** START OF Source text **

25 February

Sat 25 Feb 2006 17:10
Tim's last blog raised some concerns amongst friends and family that he may
have actually fallen off his trolley I have therefore taken it on myself to
move swiftly to allay any fears and assure everyone that Tim's is in perfect
mental and physical health. Infact Manwell and I were commenting on how well
Tim was looking as he stared at the wall of the hutch quietly talking to
himself. 'Doesn't he look well' I said. 'Who?' said Manwell. 'You mean Mike
over there,' 'No Manwell', Tim of course'. 'Oh yeh he looks fine.'

'What do you want for tea today?' 'How many quests?' Oh I forgot to
introduce Manwell, my man servant from my days in the colonies , don't you
know, Keenya, oh yes those were the days. Mince pies and kipper tie (cup of
tea) on the verandha! 'The usual arrangement for dinner Manwell and don't
forget the ice cold tusker my man.'

Hmmm, do you know Manwell has a passing resemblance toTim, strange that.
What's he doing fiddling with those oars, what about my tea bwana.

** END OF Source text **

**Exercise set**:
1. Summarize the blog entry about Tim and Manwell in exactly two sentences.
2. Carry the blog entry about Tim and Manwell forward from the point where it stops.

** START OF Recorded information **

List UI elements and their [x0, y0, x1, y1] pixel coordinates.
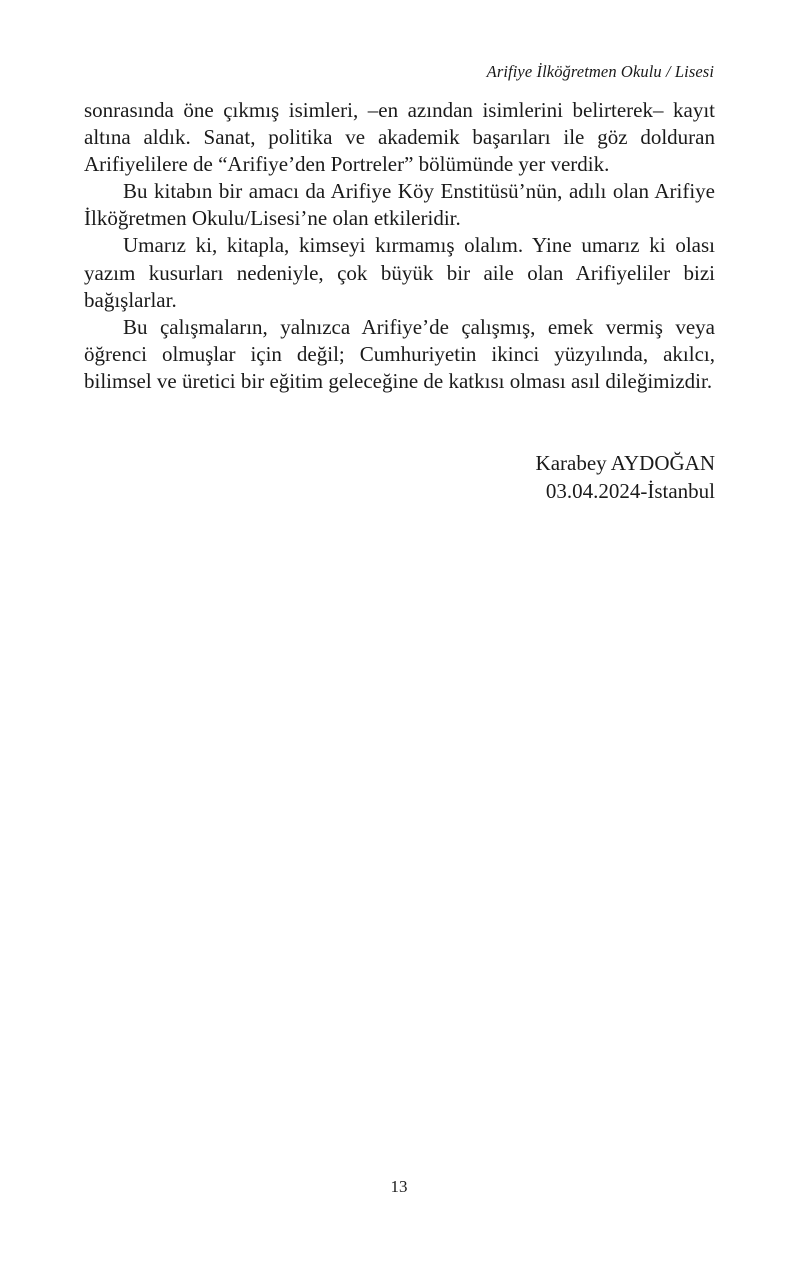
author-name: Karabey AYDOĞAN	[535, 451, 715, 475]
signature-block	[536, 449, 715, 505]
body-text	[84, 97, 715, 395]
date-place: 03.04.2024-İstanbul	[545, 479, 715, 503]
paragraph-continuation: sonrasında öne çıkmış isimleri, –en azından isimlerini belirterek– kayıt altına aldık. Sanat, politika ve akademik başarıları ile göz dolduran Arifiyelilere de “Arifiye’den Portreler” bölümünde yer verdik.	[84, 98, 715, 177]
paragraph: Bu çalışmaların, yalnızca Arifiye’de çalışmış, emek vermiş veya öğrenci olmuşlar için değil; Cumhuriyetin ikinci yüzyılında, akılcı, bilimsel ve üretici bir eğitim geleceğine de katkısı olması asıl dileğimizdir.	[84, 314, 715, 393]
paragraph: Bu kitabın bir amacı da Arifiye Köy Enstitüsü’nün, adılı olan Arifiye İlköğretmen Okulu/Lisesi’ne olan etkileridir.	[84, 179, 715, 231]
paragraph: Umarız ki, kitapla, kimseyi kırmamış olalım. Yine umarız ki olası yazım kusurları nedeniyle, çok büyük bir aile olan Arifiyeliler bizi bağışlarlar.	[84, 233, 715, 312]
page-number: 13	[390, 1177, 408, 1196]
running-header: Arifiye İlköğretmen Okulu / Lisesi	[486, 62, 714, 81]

** END OF Recorded information **
** START OF Recorded information **

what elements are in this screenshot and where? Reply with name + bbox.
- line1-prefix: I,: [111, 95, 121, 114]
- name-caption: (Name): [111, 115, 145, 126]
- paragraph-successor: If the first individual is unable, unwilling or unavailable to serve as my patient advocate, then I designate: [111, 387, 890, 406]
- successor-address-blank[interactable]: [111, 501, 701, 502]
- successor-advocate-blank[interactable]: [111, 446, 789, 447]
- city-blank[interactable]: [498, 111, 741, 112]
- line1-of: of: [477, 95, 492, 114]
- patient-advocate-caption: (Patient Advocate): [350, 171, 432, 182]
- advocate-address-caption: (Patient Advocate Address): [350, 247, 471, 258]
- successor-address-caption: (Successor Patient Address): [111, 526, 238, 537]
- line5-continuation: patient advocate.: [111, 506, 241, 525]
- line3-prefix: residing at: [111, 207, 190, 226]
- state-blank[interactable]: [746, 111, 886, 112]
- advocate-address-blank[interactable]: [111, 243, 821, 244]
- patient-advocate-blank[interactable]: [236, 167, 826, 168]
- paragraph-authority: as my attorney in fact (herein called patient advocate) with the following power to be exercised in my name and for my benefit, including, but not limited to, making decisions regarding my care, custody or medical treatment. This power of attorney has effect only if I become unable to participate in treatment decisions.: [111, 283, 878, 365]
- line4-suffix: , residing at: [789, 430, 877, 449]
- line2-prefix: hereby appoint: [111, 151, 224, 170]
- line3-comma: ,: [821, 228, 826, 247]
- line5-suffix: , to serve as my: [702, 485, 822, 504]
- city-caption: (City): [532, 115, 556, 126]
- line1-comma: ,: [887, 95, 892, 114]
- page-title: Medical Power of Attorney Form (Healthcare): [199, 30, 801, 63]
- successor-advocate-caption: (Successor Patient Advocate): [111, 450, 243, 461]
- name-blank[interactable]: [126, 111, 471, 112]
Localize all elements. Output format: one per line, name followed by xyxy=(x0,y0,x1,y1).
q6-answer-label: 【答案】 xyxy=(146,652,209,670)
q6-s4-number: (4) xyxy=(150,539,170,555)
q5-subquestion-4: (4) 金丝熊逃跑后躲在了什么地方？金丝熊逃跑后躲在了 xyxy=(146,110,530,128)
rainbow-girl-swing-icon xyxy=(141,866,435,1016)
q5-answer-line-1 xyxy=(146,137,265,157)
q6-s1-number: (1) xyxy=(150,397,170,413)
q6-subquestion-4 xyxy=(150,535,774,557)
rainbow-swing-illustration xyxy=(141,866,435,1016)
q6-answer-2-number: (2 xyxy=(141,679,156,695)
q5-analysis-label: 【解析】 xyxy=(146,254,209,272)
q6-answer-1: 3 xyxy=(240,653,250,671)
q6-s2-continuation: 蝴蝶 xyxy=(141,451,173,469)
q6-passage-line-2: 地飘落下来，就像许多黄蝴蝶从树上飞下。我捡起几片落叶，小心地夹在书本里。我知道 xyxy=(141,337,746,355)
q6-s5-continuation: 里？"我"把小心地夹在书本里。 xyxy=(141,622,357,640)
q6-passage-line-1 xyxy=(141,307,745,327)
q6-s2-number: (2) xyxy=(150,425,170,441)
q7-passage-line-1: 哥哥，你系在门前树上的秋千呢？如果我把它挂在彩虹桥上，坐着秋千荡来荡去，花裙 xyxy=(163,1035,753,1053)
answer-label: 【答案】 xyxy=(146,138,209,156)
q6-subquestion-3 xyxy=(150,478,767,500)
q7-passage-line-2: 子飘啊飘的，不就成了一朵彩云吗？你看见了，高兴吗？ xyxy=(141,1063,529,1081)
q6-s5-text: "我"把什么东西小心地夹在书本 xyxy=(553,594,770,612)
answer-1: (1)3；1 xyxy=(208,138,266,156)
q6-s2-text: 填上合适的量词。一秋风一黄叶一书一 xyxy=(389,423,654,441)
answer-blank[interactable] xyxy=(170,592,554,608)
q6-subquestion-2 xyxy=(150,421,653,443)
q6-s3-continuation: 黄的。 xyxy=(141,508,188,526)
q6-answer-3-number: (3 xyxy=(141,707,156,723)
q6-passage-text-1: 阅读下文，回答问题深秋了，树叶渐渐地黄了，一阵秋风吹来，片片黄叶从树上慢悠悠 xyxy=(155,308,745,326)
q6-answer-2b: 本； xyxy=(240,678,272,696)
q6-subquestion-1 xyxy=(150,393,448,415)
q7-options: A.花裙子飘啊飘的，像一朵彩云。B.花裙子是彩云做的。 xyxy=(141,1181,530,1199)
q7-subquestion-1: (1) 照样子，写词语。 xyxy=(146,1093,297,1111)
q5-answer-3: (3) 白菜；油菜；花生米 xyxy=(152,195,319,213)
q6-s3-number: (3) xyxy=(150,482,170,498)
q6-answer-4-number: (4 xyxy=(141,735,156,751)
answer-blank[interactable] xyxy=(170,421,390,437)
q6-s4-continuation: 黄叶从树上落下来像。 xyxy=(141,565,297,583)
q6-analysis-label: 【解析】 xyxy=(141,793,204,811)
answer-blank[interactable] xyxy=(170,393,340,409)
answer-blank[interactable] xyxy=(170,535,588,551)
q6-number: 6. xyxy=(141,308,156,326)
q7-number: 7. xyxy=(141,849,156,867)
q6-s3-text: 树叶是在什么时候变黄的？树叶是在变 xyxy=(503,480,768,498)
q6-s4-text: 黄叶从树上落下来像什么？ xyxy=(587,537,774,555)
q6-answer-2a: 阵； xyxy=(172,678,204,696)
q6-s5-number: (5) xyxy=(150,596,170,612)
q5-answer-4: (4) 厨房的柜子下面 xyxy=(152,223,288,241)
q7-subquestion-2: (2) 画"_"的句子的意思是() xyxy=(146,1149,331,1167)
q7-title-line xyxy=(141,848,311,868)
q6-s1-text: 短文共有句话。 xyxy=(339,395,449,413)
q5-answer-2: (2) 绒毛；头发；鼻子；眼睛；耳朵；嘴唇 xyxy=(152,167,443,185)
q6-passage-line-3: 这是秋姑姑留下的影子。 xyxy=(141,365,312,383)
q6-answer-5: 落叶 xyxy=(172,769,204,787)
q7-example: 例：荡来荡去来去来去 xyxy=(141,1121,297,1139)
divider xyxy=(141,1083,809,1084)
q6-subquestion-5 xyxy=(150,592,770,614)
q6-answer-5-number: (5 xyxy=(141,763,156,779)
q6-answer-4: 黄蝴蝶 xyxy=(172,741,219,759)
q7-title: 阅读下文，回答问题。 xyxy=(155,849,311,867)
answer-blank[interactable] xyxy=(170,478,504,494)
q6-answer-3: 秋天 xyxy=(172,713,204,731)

** END OF Recorded information **

**Answers to each task**:
1. The writer responds to concerns, raised by Tim's last blog, that Tim may have fallen off his trolley, insisting that he is in perfect mental and physical health even as he stares at the wall of the hutch and talks quietly to himself. The writer then introduces Manwell, a man servant from days in the colonies, asks him for the usual dinner arrangement and an ice cold tusker, and notes that Manwell bears a passing resemblance to Tim.

2.
Still pressing on in nice weather could have reached the tropics. We were
out with kipper ties at 10pm last night, readying for a last night push to
make our miserable mileage total look something like responsible. We paddled
for 18 hours to make 9nm. Better today may approach 20ish, come on weather
sort yourself out.

Tim here. As you gather food is one of my responsibilities and today is
another gas free day. This is a bit of a problem for the menu as most of the
things left in this 5 day pack are the bits and pieces that are either not
liked or need a bit of cooking.The pre packed food is either boil in a bag
or freeze dried and needs to add water. The boil in a bag is so much tastier
with even a piece of chicken identified the other day. The meals do not
encourage eating. Despite all that niether of us seem to be losing vast
amounts of weight so at least the catering seems to be doing its job.

Priorities for us out here have changed quite a lot since we started and
become much more uncomplicated. Making sure we sleep and eat enough, drink
the rehydration juice, arrive to row on time, stay safe on the boat (Life
jackets and life lines are worn when ever out of the hutch or cockpit).Wind
and wave direction (and height), course, milage , targets, row as hard as
can to maintain course but stay fit (strains and bum). We also love it when
the post bag arrives and we can go through the emails and messages. Its a
real high part of the day.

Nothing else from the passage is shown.